Your goal - Only lines holding the string "gesunde" are wanted; copy each one from the material.

Provided records -
###

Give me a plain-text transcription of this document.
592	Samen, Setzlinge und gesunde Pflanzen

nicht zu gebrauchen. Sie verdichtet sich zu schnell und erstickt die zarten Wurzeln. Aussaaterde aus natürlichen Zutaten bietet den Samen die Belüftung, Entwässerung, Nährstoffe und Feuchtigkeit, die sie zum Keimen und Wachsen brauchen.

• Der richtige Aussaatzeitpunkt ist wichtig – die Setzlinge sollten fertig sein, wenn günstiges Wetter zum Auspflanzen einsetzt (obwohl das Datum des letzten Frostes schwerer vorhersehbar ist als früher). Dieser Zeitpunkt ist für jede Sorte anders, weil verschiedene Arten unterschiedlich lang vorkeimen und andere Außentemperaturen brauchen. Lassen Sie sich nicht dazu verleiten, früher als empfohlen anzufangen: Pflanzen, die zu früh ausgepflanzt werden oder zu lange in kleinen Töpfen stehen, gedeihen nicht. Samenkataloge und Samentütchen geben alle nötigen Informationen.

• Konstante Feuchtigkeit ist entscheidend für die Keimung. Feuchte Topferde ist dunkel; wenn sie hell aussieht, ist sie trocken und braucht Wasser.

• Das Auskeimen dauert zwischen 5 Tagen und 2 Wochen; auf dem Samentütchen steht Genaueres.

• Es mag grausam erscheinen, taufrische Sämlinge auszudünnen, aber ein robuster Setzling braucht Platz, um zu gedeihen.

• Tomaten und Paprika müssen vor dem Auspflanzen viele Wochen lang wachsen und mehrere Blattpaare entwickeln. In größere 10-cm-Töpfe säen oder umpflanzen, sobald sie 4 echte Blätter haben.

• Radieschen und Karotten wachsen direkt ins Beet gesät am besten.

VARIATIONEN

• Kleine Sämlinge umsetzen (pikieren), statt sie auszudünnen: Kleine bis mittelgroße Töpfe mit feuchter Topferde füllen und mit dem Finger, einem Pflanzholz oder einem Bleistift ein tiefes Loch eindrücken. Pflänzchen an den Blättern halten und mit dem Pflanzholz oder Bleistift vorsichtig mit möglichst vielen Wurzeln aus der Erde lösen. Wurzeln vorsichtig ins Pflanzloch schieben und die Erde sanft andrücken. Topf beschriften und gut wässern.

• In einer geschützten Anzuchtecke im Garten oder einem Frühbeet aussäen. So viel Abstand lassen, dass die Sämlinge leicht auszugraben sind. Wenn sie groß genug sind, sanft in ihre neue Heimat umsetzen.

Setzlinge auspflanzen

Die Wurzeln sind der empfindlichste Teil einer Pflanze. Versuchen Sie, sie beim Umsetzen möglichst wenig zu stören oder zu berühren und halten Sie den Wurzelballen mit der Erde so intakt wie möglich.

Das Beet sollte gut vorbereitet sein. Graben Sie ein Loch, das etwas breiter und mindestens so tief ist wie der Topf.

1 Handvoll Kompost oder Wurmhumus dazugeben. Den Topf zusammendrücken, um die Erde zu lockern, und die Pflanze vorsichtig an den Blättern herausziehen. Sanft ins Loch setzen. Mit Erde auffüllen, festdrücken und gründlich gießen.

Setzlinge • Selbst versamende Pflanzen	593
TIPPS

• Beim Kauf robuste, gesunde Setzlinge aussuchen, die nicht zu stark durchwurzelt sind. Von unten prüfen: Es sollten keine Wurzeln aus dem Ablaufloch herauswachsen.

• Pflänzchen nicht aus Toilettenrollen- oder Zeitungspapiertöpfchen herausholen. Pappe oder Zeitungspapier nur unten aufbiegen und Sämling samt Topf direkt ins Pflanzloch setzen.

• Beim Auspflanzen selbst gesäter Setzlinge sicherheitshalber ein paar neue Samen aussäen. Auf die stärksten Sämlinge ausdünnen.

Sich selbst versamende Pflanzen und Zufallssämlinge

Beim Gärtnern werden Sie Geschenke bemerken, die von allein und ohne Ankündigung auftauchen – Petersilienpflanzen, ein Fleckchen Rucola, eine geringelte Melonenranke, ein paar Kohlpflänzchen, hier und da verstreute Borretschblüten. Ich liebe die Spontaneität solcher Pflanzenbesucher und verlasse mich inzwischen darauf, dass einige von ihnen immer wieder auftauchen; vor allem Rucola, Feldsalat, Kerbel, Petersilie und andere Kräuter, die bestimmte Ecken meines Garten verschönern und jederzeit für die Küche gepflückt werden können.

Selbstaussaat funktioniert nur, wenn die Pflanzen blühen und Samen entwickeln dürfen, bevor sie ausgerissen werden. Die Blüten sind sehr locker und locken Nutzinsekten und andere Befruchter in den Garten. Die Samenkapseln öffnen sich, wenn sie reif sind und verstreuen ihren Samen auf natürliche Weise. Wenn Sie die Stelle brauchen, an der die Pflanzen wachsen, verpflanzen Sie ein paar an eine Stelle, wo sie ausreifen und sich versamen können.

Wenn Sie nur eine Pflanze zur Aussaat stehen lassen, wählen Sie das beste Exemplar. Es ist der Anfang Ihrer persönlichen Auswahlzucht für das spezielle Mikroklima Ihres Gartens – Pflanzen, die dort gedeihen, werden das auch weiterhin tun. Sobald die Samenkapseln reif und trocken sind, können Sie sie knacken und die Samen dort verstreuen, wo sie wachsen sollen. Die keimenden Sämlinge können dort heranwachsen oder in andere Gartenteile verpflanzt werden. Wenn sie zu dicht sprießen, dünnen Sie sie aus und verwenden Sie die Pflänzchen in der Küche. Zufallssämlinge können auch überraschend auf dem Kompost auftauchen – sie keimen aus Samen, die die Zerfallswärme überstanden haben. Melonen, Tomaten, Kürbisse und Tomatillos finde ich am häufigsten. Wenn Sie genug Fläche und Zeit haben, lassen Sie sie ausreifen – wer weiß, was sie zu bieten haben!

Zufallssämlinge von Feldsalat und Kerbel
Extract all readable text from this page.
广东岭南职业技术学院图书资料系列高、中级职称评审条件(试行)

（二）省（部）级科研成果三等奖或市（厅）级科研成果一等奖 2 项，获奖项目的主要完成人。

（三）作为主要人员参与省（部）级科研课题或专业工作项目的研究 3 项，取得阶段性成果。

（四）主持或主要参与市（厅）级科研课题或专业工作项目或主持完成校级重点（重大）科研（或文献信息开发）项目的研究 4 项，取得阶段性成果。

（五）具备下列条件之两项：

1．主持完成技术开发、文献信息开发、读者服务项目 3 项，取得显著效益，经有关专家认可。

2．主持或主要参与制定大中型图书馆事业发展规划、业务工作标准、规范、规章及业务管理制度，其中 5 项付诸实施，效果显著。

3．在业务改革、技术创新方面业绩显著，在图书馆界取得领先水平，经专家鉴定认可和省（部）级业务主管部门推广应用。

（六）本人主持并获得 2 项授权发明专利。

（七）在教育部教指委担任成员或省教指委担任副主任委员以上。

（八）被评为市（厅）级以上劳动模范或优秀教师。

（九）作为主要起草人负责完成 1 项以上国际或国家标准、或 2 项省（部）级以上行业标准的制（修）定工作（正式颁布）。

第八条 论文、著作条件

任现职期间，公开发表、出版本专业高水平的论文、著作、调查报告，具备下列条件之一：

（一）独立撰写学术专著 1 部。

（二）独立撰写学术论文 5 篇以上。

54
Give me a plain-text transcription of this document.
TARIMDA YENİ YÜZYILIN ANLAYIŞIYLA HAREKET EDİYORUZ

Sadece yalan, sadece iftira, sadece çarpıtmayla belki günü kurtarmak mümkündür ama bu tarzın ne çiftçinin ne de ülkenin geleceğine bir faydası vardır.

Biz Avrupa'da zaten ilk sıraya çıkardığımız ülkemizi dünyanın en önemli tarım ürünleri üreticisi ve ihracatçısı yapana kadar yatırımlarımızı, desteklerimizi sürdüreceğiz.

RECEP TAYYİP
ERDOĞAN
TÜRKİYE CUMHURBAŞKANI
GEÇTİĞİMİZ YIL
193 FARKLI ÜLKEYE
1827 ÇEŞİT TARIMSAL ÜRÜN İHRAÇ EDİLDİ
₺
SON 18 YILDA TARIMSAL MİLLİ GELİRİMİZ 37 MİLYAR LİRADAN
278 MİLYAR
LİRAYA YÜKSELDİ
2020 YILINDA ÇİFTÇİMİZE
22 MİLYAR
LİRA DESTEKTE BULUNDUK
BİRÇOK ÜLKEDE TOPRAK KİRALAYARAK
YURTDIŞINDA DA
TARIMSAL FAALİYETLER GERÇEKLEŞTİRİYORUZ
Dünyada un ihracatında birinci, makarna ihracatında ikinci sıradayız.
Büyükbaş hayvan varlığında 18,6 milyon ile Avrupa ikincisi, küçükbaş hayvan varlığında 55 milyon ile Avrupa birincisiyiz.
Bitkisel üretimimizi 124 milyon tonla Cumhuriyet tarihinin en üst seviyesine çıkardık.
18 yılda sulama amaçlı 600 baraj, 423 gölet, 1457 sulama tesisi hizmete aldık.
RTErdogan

###

Answer below -
592	Samen, Setzlinge und gesunde Pflanzen
• Beim Kauf robuste, gesunde Setzlinge aussuchen, die nicht zu stark durchwurzelt sind. Von unten prüfen: Es sollten keine Wurzeln aus dem Ablaufloch herauswachsen.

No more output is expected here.